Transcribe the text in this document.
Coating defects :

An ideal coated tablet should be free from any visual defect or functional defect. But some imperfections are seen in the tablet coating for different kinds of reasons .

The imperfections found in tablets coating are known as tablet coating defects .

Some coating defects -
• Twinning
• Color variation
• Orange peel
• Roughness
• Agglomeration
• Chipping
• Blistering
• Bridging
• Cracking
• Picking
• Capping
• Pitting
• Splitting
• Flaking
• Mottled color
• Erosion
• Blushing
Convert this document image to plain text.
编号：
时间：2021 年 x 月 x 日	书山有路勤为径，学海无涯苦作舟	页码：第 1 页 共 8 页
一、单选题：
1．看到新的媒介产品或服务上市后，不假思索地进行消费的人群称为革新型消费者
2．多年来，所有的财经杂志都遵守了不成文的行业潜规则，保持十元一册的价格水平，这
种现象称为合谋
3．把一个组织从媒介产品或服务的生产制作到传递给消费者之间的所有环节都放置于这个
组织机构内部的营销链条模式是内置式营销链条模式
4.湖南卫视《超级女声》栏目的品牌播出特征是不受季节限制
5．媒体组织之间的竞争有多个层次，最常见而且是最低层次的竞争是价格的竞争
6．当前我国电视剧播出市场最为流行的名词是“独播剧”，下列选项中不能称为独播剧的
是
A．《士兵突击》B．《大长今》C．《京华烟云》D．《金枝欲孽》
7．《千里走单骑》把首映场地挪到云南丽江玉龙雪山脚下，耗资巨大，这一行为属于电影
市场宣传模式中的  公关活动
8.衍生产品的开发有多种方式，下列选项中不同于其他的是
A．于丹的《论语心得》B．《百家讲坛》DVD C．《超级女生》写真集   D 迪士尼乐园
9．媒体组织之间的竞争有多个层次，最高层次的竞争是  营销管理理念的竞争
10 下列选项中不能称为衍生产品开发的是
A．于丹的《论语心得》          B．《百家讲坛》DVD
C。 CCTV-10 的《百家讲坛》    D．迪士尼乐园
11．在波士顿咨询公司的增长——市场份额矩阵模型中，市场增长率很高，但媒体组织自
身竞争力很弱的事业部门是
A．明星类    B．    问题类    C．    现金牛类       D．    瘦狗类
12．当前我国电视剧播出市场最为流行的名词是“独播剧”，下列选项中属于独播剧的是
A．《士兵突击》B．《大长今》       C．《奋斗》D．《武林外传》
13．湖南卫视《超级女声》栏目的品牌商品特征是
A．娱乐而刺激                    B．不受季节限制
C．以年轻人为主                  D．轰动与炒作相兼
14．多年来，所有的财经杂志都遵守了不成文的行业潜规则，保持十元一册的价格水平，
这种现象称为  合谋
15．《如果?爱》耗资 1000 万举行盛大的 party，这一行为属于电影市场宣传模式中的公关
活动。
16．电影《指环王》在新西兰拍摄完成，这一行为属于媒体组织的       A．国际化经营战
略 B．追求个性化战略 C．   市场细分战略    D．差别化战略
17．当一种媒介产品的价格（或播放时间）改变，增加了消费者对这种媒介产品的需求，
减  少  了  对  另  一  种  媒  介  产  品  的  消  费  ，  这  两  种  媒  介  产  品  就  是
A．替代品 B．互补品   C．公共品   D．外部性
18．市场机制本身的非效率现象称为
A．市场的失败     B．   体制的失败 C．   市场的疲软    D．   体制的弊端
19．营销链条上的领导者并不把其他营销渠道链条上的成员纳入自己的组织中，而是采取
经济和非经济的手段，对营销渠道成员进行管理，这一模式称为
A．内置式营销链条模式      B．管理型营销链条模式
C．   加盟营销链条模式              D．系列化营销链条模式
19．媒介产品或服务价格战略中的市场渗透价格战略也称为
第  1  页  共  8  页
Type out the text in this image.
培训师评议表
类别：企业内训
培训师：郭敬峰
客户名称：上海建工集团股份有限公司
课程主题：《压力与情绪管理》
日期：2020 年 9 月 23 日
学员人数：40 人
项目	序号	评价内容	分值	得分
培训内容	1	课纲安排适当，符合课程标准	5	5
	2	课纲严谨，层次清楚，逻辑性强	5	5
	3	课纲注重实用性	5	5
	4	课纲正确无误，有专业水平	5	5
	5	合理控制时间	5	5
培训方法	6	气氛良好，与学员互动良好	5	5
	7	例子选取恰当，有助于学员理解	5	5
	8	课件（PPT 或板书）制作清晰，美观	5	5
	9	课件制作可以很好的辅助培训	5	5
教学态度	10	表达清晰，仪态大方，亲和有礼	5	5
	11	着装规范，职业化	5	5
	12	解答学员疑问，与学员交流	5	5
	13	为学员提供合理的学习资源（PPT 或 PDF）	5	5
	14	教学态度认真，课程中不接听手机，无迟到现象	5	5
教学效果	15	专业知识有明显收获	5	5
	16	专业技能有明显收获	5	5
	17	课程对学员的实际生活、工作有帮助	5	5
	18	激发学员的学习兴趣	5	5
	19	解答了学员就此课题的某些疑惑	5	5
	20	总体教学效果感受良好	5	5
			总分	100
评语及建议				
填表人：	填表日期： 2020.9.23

[Work to do] Exact repetition is required for the lines from the one that contains "Type out the text in this image." through the final line; leave out everything else.

[Result of this exercise]
Type out the text in this image.
培训师评议表
类别：企业内训
培训师：郭敬峰
客户名称：上海建工集团股份有限公司
课程主题：《压力与情绪管理》
日期：2020 年 9 月 23 日
学员人数：40 人
项目	序号	评价内容	分值	得分
培训内容	1	课纲安排适当，符合课程标准	5	5
	2	课纲严谨，层次清楚，逻辑性强	5	5
	3	课纲注重实用性	5	5
	4	课纲正确无误，有专业水平	5	5
	5	合理控制时间	5	5
培训方法	6	气氛良好，与学员互动良好	5	5
	7	例子选取恰当，有助于学员理解	5	5
	8	课件（PPT 或板书）制作清晰，美观	5	5
	9	课件制作可以很好的辅助培训	5	5
教学态度	10	表达清晰，仪态大方，亲和有礼	5	5
	11	着装规范，职业化	5	5
	12	解答学员疑问，与学员交流	5	5
	13	为学员提供合理的学习资源（PPT 或 PDF）	5	5
	14	教学态度认真，课程中不接听手机，无迟到现象	5	5
教学效果	15	专业知识有明显收获	5	5
	16	专业技能有明显收获	5	5
	17	课程对学员的实际生活、工作有帮助	5	5
	18	激发学员的学习兴趣	5	5
	19	解答了学员就此课题的某些疑惑	5	5
	20	总体教学效果感受良好	5	5
			总分	100
评语及建议				
填表人：	填表日期： 2020.9.23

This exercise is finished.